◆ **To do**
Gather each line in the entries below that contains the string "elements", and copy those lines out. Uppercase and lowercase letters count as different.
------------------------------------
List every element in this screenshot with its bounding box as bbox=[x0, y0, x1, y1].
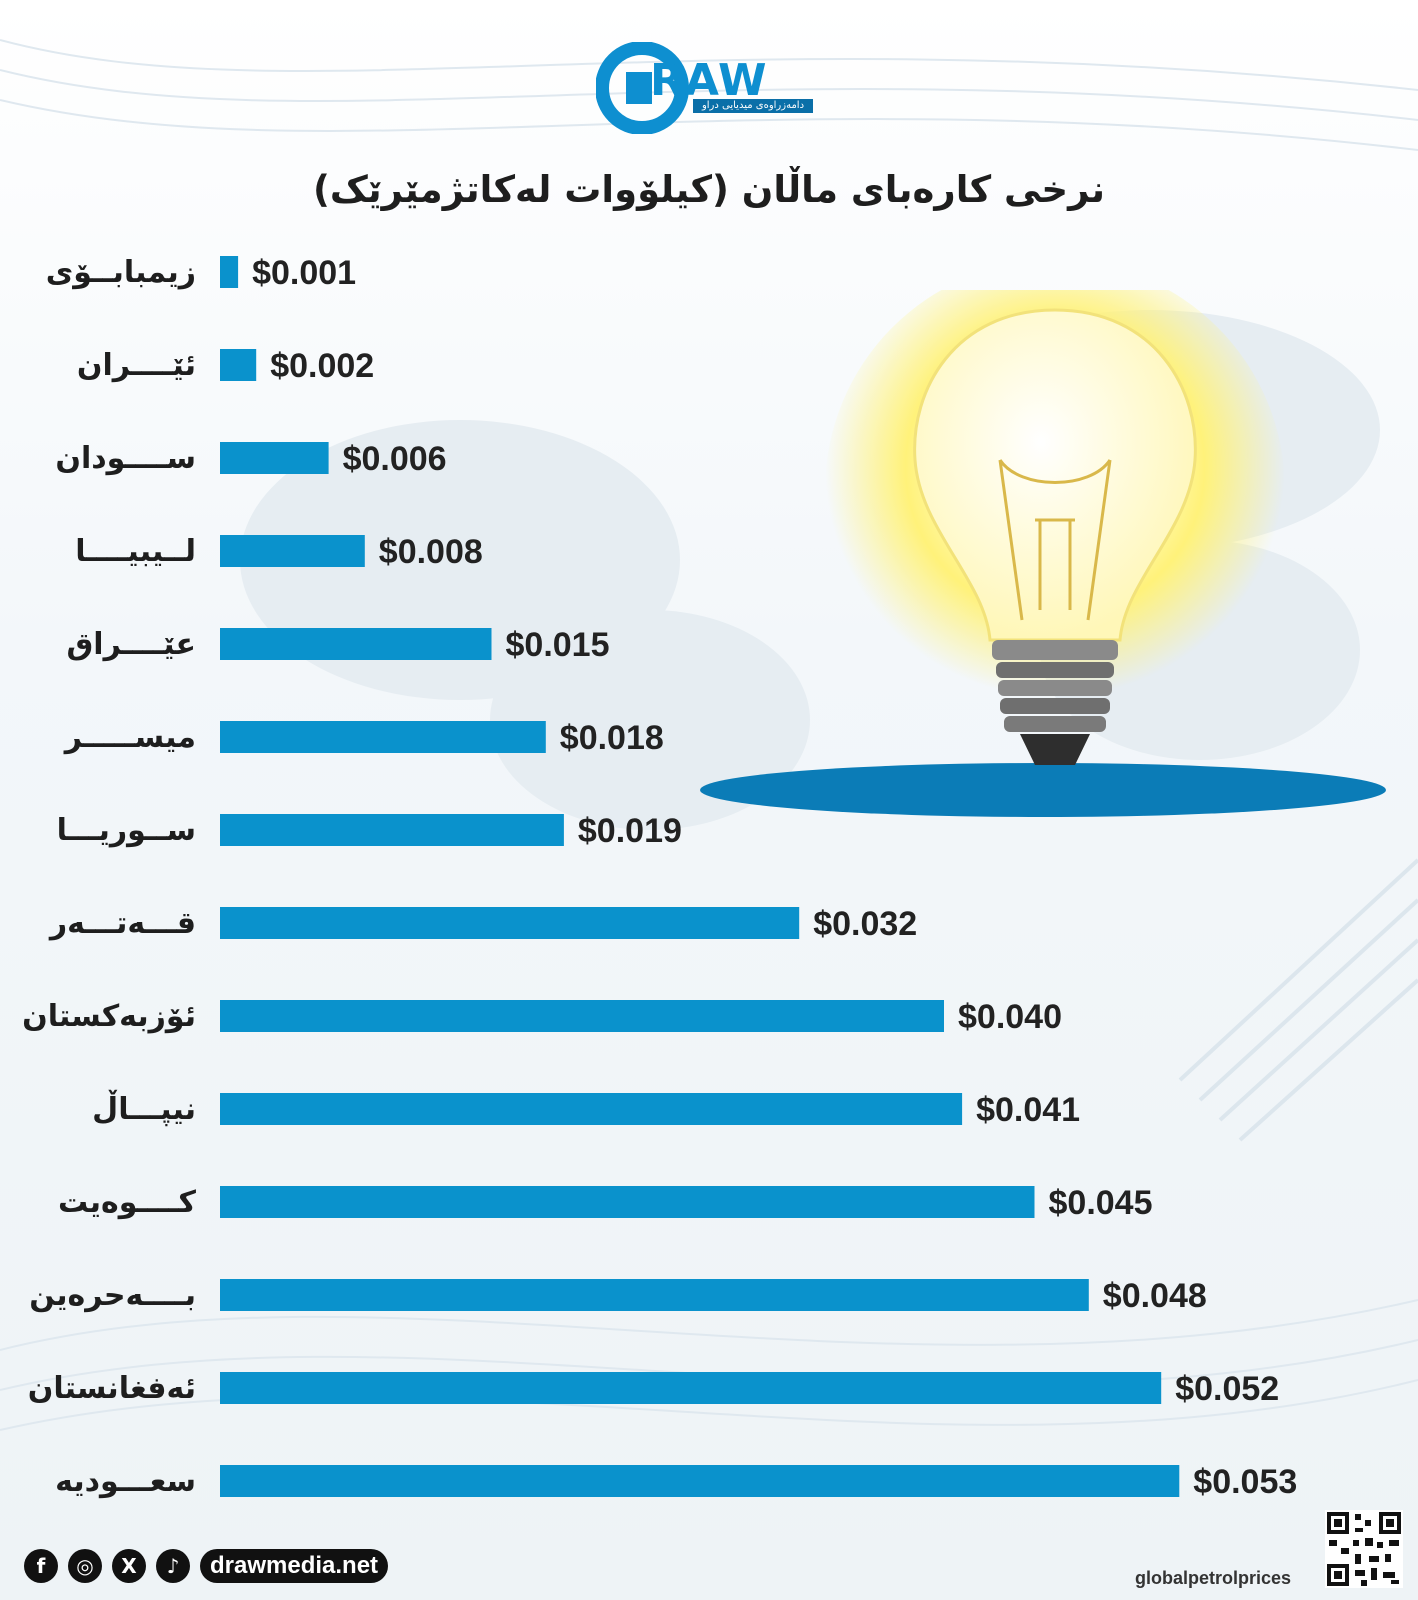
category-label-7: ســوریـــا bbox=[57, 813, 196, 848]
value-label-7: $0.019 bbox=[578, 812, 682, 850]
logo-tagline: دامەزراوەی میدیایی دراو bbox=[693, 99, 813, 113]
x-icon[interactable]: X bbox=[112, 1549, 146, 1583]
value-label-3: $0.006 bbox=[343, 440, 447, 478]
bar-12 bbox=[220, 1279, 1089, 1311]
bar-2 bbox=[220, 349, 257, 381]
source-label: globalpetrolprices bbox=[1135, 1568, 1292, 1588]
facebook-icon[interactable]: f bbox=[24, 1549, 58, 1583]
chart-title: نرخی کارەبای ماڵان (کیلۆوات لەکاتژمێرێک) bbox=[312, 168, 1105, 211]
bar-10 bbox=[220, 1093, 963, 1125]
value-label-13: $0.052 bbox=[1175, 1370, 1279, 1408]
bar-11 bbox=[220, 1186, 1035, 1218]
category-label-14: سعـــودیە bbox=[55, 1464, 196, 1499]
bar-3 bbox=[220, 442, 329, 474]
value-label-6: $0.018 bbox=[560, 719, 664, 757]
bar-1 bbox=[220, 256, 239, 288]
website-link[interactable]: drawmedia.net bbox=[200, 1549, 389, 1583]
footer-social: f ◎ X ♪ drawmedia.net bbox=[24, 1546, 389, 1586]
tiktok-icon[interactable]: ♪ bbox=[156, 1549, 190, 1583]
category-label-6: میســـــر bbox=[63, 720, 196, 755]
bar-9 bbox=[220, 1000, 944, 1032]
value-label-1: $0.001 bbox=[252, 254, 356, 292]
category-label-8: قـــەتـــەر bbox=[48, 906, 196, 941]
bar-4 bbox=[220, 535, 365, 567]
category-label-2: ئێــــران bbox=[77, 348, 196, 383]
value-label-10: $0.041 bbox=[976, 1091, 1080, 1129]
instagram-icon[interactable]: ◎ bbox=[68, 1549, 102, 1583]
category-label-4: لــيبيــــا bbox=[75, 534, 196, 569]
bar-5 bbox=[220, 628, 492, 660]
logo-text: RAW bbox=[650, 55, 768, 106]
value-label-5: $0.015 bbox=[506, 626, 610, 664]
category-label-3: ســــودان bbox=[55, 441, 196, 476]
value-label-4: $0.008 bbox=[379, 533, 483, 571]
category-label-5: عێــــراق bbox=[66, 627, 196, 662]
category-label-12: بــــەحرەین bbox=[29, 1278, 196, 1313]
category-label-1: زیمبابــۆی bbox=[46, 255, 196, 290]
bar-8 bbox=[220, 907, 800, 939]
bar-14 bbox=[220, 1465, 1180, 1497]
category-label-13: ئەفغانستان bbox=[28, 1371, 196, 1406]
category-label-10: نیپـــاڵ bbox=[92, 1089, 196, 1127]
value-label-8: $0.032 bbox=[813, 905, 917, 943]
category-label-11: کــــوەیت bbox=[58, 1185, 197, 1220]
value-label-14: $0.053 bbox=[1193, 1463, 1297, 1501]
bar-13 bbox=[220, 1372, 1162, 1404]
bar-7 bbox=[220, 814, 564, 846]
draw-logo bbox=[596, 42, 689, 134]
qr-code bbox=[1325, 1510, 1403, 1588]
value-label-11: $0.045 bbox=[1049, 1184, 1153, 1222]
light-bulb-illustration bbox=[700, 290, 1386, 817]
value-label-12: $0.048 bbox=[1103, 1277, 1207, 1315]
value-label-9: $0.040 bbox=[958, 998, 1062, 1036]
bar-6 bbox=[220, 721, 546, 753]
value-label-2: $0.002 bbox=[270, 347, 374, 385]
category-label-9: ئۆزبەکستان bbox=[22, 999, 196, 1034]
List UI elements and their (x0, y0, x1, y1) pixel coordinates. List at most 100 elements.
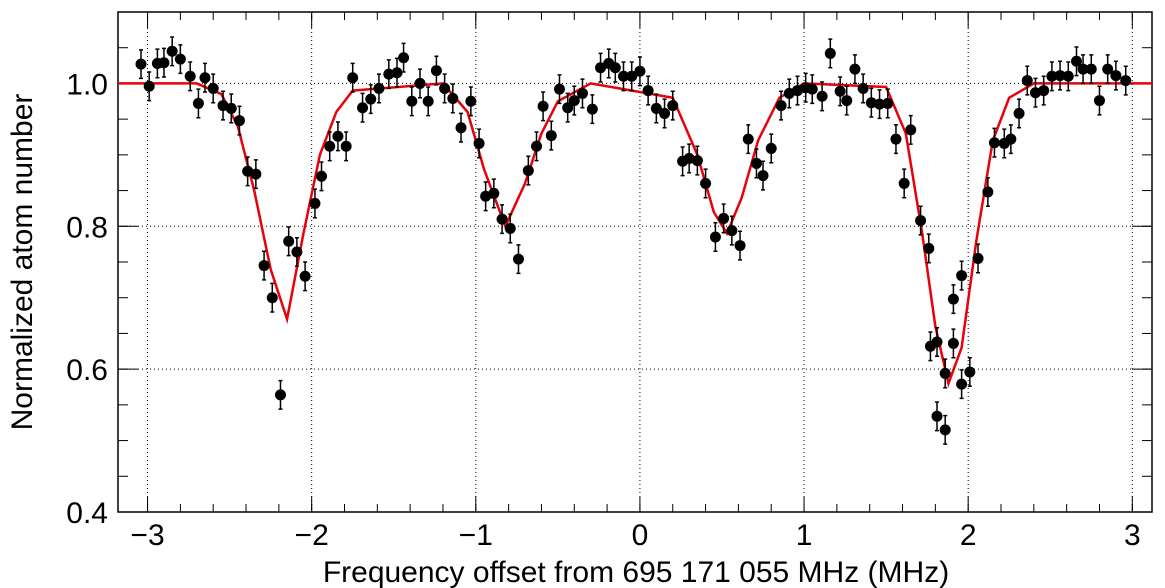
data-point (618, 70, 630, 82)
data-point (537, 100, 549, 112)
data-point (700, 177, 712, 189)
data-point (595, 62, 607, 74)
data-point (291, 246, 303, 258)
data-point (1071, 55, 1083, 67)
data-point (865, 97, 877, 109)
data-point (576, 87, 588, 99)
data-point (373, 82, 385, 94)
data-point (166, 45, 178, 57)
data-point (1093, 95, 1105, 107)
data-point (439, 82, 451, 94)
data-point (709, 231, 721, 243)
data-point (266, 292, 278, 304)
data-point (882, 97, 894, 109)
data-point (347, 72, 359, 84)
data-point (898, 177, 910, 189)
data-point (391, 67, 403, 79)
data-point (734, 240, 746, 252)
data-point (309, 197, 321, 209)
data-point (931, 410, 943, 422)
data-point (1021, 75, 1033, 87)
data-point (531, 140, 543, 152)
data-point (545, 130, 557, 142)
data-point (158, 57, 170, 69)
data-point (522, 165, 534, 177)
data-point (726, 225, 738, 237)
data-point (340, 140, 352, 152)
data-point (496, 213, 508, 225)
data-point (659, 107, 671, 119)
data-point (365, 93, 377, 105)
x-tick-label: 0 (632, 519, 649, 552)
x-tick-label: 3 (1124, 519, 1141, 552)
data-point (274, 389, 286, 401)
data-point (765, 142, 777, 154)
data-point (609, 62, 621, 74)
data-point (568, 95, 580, 107)
data-point (488, 187, 500, 199)
data-point (473, 137, 485, 149)
data-point (915, 215, 927, 227)
data-point (233, 115, 245, 127)
data-point (905, 124, 917, 136)
data-point (357, 102, 369, 114)
data-point (691, 155, 703, 167)
data-point (939, 367, 951, 379)
data-point (414, 77, 426, 89)
data-point (455, 122, 467, 134)
data-point (972, 252, 984, 264)
y-tick-label: 0.6 (66, 354, 108, 387)
data-point (422, 95, 434, 107)
data-point (634, 65, 646, 77)
data-point (742, 133, 754, 145)
x-tick-label: −1 (459, 519, 493, 552)
y-tick-label: 0.4 (66, 497, 108, 530)
data-point (504, 222, 516, 234)
data-point (1110, 70, 1122, 82)
data-point (512, 253, 524, 265)
data-point (1005, 133, 1017, 145)
data-point (890, 133, 902, 145)
y-tick-label: 0.8 (66, 211, 108, 244)
data-point (430, 65, 442, 77)
data-point (650, 102, 662, 114)
data-point (849, 63, 861, 75)
data-point (258, 260, 270, 272)
data-point (562, 102, 574, 114)
x-tick-label: 1 (796, 519, 813, 552)
data-point (332, 130, 344, 142)
data-point (626, 70, 638, 82)
data-point (718, 212, 730, 224)
data-point (174, 53, 186, 65)
data-point (135, 58, 147, 70)
data-point (824, 47, 836, 59)
data-point (406, 95, 418, 107)
fit-line (118, 82, 1152, 388)
data-point (207, 82, 219, 94)
data-point (816, 90, 828, 102)
data-point (947, 293, 959, 305)
data-point (874, 98, 886, 110)
data-point (988, 137, 1000, 149)
data-point (757, 170, 769, 182)
data-point (982, 186, 994, 198)
data-point (398, 52, 410, 64)
x-tick-label: 2 (960, 519, 977, 552)
data-point (834, 85, 846, 97)
data-point (642, 85, 654, 97)
data-point (225, 102, 237, 114)
y-axis-title: Normalized atom number (6, 94, 39, 431)
data-point (324, 140, 336, 152)
plot-frame (117, 11, 1153, 513)
x-tick-label: −2 (295, 519, 329, 552)
data-point (283, 235, 295, 247)
data-point (1038, 85, 1050, 97)
data-point (1054, 70, 1066, 82)
x-axis-title: Frequency offset from 695 171 055 MHz (M… (323, 556, 949, 588)
x-tick-label: −3 (130, 519, 164, 552)
data-point (1046, 70, 1058, 82)
data-point (184, 70, 196, 82)
data-point (956, 270, 968, 282)
data-point (775, 100, 787, 112)
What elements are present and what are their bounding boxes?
------------------------------------
◆ **Result for this task**
List UI elements and their (x0, y0, x1, y1) pixel coordinates. List at most 100 elements.
What elements are present and what are their bounding boxes?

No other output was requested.